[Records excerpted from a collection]
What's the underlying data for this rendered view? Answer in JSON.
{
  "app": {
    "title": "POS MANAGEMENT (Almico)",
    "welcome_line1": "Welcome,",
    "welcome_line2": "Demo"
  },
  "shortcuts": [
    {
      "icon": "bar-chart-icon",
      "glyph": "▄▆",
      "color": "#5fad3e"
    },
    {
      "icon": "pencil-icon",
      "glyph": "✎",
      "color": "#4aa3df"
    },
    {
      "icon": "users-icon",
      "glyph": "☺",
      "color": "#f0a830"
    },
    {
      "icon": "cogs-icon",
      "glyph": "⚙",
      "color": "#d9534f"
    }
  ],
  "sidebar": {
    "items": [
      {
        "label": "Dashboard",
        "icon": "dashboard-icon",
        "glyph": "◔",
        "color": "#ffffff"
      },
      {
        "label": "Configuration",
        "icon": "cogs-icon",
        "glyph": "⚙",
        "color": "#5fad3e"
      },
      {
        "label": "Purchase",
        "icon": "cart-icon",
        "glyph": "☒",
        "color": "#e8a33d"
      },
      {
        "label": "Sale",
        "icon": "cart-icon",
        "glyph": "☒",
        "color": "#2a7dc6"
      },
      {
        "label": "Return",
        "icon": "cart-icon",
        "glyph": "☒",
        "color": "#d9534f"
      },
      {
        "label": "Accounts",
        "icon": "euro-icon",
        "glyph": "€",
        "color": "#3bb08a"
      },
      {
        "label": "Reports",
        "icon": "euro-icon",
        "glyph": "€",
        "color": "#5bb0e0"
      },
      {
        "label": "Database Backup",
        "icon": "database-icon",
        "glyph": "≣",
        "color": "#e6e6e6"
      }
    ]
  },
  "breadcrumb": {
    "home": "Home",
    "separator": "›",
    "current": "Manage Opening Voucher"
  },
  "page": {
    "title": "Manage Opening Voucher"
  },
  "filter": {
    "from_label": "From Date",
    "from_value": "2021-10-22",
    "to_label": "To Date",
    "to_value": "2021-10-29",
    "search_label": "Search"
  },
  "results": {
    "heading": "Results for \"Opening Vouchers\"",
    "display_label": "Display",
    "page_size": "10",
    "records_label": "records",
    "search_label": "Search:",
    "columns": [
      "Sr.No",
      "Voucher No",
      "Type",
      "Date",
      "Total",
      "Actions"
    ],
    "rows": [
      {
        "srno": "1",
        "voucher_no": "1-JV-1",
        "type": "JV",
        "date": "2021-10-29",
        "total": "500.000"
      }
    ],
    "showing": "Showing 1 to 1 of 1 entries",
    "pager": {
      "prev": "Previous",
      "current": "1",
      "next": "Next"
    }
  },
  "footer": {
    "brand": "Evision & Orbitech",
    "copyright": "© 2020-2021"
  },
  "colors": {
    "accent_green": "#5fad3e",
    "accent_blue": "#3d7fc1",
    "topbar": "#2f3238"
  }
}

- Written instruction -
Find the lines above that include the string "Search" and copy them.

- Correct result -
    "search_label": "Search"
    "search_label": "Search:",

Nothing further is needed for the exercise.